**Directions:** Each entry that follows is to be retyped exactly. Pictures do not belong in the copy.

──────── Excerpted data ────────

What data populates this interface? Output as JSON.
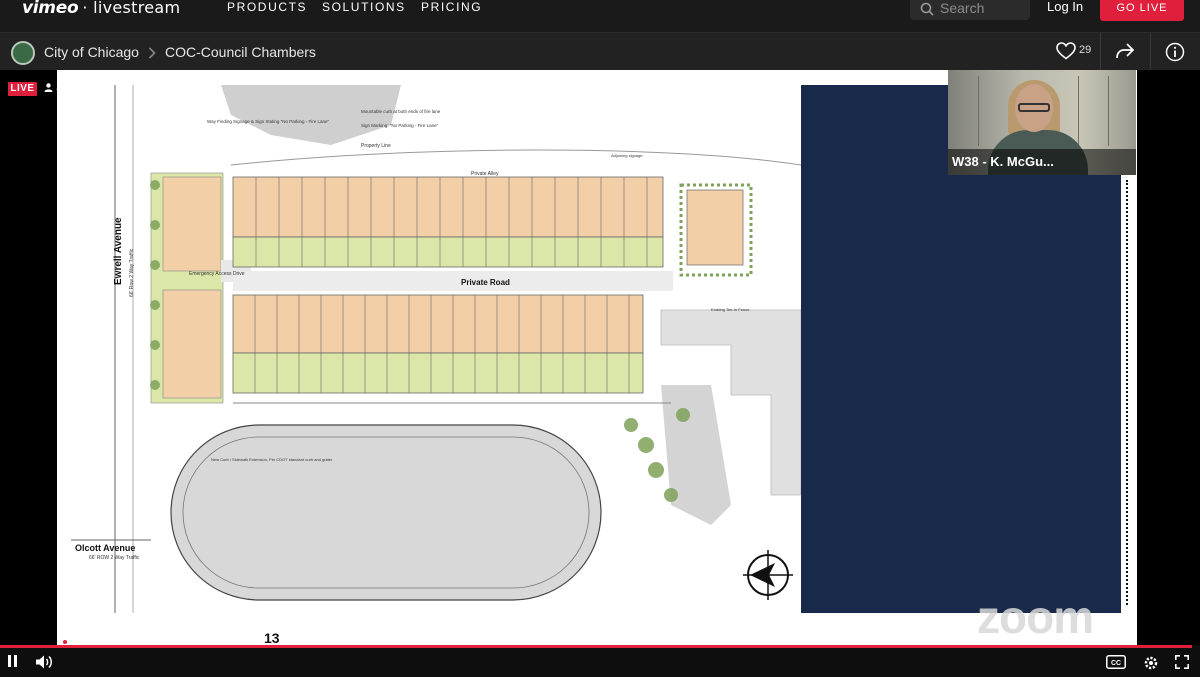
{
  "nav": {
    "brand": "vimeo",
    "brand_sub": "· livestream",
    "links": [
      "PRODUCTS",
      "SOLUTIONS",
      "PRICING"
    ],
    "search_placeholder": "Search",
    "login_label": "Log In",
    "golive_label": "GO LIVE"
  },
  "breadcrumb": {
    "org": "City of Chicago",
    "separator": ">",
    "event": "COC-Council Chambers"
  },
  "actions": {
    "like_count": "29"
  },
  "player": {
    "live_badge": "LIVE",
    "viewer_count": "37",
    "participant_name": "W38 - K. McGu...",
    "watermark": "zoom",
    "page_number": "13",
    "progress_fraction": 0.993
  },
  "plan": {
    "labels": {
      "street_left": "Ewrell Avenue",
      "street_left_sub": "66' Row 2 Way Traffic",
      "street_bottom": "Olcott Avenue",
      "street_bottom_sub": "66' ROW 2 Way Traffic",
      "private_road": "Private Road",
      "private_alley": "Private Alley",
      "emergency": "Emergency Access Drive",
      "existing_fence": "Existing Tee-In Fence",
      "property_line": "Property Line",
      "mountable_curb": "Mountable curb at both ends of fire lane",
      "sign_markers": "Sign Marking: \"No Parking - Fire Lane\"",
      "wayfinding": "Way Finding Signage & Sign Stating \"No Parking - Fire Lane\"",
      "sidewalk_note": "New Curb / Sidewalk Extension, Per CDOT standard curb and gutter",
      "adjoining_signage": "Adjoining signage"
    },
    "colors": {
      "lot_fill": "#f3cfa8",
      "yard_fill": "#dbe7a8",
      "tree": "#7fa25a",
      "navy": "#18294a",
      "accent": "#e01f3d"
    }
  }
}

────────

**Task answer:**
What data populates this interface? Output as JSON.
{
  "nav": {
    "brand": "vimeo",
    "brand_sub": "· livestream",
    "links": [
      "PRODUCTS",
      "SOLUTIONS",
      "PRICING"
    ],
    "search_placeholder": "Search",
    "login_label": "Log In",
    "golive_label": "GO LIVE"
  },
  "breadcrumb": {
    "org": "City of Chicago",
    "separator": ">",
    "event": "COC-Council Chambers"
  },
  "actions": {
    "like_count": "29"
  },
  "player": {
    "live_badge": "LIVE",
    "viewer_count": "37",
    "participant_name": "W38 - K. McGu...",
    "watermark": "zoom",
    "page_number": "13",
    "progress_fraction": 0.993
  },
  "plan": {
    "labels": {
      "street_left": "Ewrell Avenue",
      "street_left_sub": "66' Row 2 Way Traffic",
      "street_bottom": "Olcott Avenue",
      "street_bottom_sub": "66' ROW 2 Way Traffic",
      "private_road": "Private Road",
      "private_alley": "Private Alley",
      "emergency": "Emergency Access Drive",
      "existing_fence": "Existing Tee-In Fence",
      "property_line": "Property Line",
      "mountable_curb": "Mountable curb at both ends of fire lane",
      "sign_markers": "Sign Marking: \"No Parking - Fire Lane\"",
      "wayfinding": "Way Finding Signage & Sign Stating \"No Parking - Fire Lane\"",
      "sidewalk_note": "New Curb / Sidewalk Extension, Per CDOT standard curb and gutter",
      "adjoining_signage": "Adjoining signage"
    },
    "colors": {
      "lot_fill": "#f3cfa8",
      "yard_fill": "#dbe7a8",
      "tree": "#7fa25a",
      "navy": "#18294a",
      "accent": "#e01f3d"
    }
  }
}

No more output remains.